Work instructions: Extract every line that contains the string "this".

Information provided:
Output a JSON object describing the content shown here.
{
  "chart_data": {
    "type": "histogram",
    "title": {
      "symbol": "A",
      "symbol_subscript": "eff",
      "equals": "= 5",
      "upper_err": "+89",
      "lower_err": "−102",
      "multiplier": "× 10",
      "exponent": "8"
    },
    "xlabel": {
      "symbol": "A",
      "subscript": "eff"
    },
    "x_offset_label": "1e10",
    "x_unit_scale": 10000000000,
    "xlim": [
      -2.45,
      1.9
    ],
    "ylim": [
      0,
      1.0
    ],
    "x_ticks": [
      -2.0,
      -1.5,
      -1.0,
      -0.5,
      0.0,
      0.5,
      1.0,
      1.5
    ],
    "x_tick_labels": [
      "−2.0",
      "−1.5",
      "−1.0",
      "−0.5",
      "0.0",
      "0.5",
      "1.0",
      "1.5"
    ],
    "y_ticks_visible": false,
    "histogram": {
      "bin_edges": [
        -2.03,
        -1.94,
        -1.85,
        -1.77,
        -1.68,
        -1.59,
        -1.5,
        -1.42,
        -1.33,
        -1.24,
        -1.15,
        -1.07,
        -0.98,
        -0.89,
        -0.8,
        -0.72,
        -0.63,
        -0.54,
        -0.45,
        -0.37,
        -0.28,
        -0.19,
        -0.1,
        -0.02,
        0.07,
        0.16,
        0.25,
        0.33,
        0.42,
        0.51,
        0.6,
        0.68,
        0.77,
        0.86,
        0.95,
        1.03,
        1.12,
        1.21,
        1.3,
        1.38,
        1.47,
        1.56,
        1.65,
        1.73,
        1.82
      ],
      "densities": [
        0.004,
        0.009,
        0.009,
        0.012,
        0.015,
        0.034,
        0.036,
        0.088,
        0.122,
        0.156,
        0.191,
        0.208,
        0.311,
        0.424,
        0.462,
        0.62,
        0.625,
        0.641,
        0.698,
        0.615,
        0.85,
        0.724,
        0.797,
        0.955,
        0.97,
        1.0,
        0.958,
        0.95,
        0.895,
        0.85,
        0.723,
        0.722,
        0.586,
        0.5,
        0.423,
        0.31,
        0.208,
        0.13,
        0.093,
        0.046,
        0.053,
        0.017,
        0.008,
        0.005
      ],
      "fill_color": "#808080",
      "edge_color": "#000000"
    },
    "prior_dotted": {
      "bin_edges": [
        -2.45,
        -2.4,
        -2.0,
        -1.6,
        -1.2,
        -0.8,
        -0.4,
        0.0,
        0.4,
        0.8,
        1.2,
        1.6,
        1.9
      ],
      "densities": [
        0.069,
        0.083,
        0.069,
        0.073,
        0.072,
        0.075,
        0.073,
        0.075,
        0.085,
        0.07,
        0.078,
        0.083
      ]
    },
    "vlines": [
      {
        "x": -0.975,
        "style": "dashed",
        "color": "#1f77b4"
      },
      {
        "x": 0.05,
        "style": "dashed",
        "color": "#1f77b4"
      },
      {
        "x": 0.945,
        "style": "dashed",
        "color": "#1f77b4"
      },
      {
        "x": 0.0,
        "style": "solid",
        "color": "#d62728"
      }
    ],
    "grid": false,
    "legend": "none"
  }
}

--

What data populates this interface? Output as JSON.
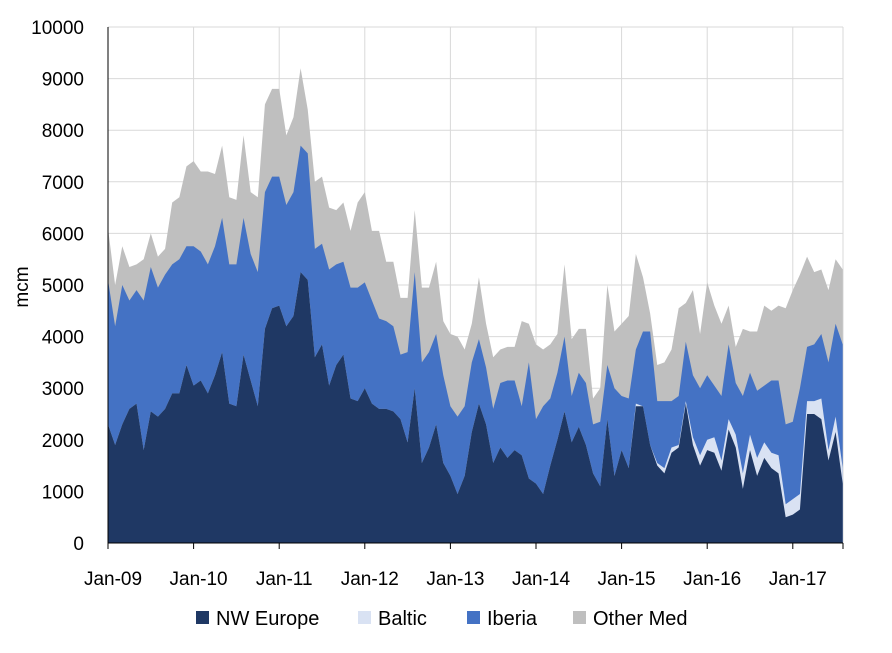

...

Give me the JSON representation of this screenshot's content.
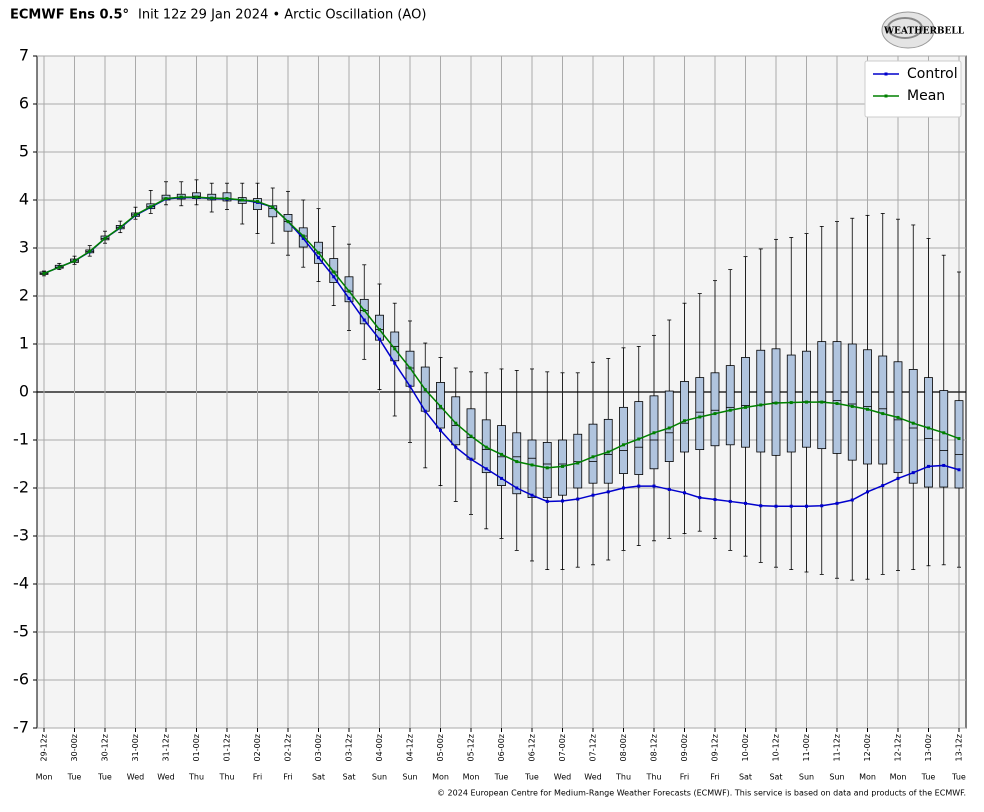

The response:
What data populates this interface? Output as JSON.
Give me the JSON representation of this screenshot's content.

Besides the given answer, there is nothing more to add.